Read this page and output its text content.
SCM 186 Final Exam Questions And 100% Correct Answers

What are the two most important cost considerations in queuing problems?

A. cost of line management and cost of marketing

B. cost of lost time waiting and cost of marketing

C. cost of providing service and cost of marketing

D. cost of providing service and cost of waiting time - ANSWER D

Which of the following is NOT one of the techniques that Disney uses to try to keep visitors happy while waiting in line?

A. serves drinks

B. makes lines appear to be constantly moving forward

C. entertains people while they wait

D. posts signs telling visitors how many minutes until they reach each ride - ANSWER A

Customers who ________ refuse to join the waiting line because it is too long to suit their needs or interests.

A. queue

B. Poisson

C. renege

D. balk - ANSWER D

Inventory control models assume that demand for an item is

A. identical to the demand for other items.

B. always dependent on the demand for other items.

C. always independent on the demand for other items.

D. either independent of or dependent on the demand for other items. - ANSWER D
☆ ☆ ☆ ☆ ☆
_What you are asked to do_
Every entry above should be retyped exactly as shown.

_Exercise output_
Read this page and output its text content.
SCM 186 Final Exam Questions And 100% Correct Answers

What are the two most important cost considerations in queuing problems?

A. cost of line management and cost of marketing

B. cost of lost time waiting and cost of marketing

C. cost of providing service and cost of marketing

D. cost of providing service and cost of waiting time - ANSWER D

Which of the following is NOT one of the techniques that Disney uses to try to keep visitors happy while waiting in line?

A. serves drinks

B. makes lines appear to be constantly moving forward

C. entertains people while they wait

D. posts signs telling visitors how many minutes until they reach each ride - ANSWER A

Customers who ________ refuse to join the waiting line because it is too long to suit their needs or interests.

A. queue

B. Poisson

C. renege

D. balk - ANSWER D

Inventory control models assume that demand for an item is

A. identical to the demand for other items.

B. always dependent on the demand for other items.

C. always independent on the demand for other items.

D. either independent of or dependent on the demand for other items. - ANSWER D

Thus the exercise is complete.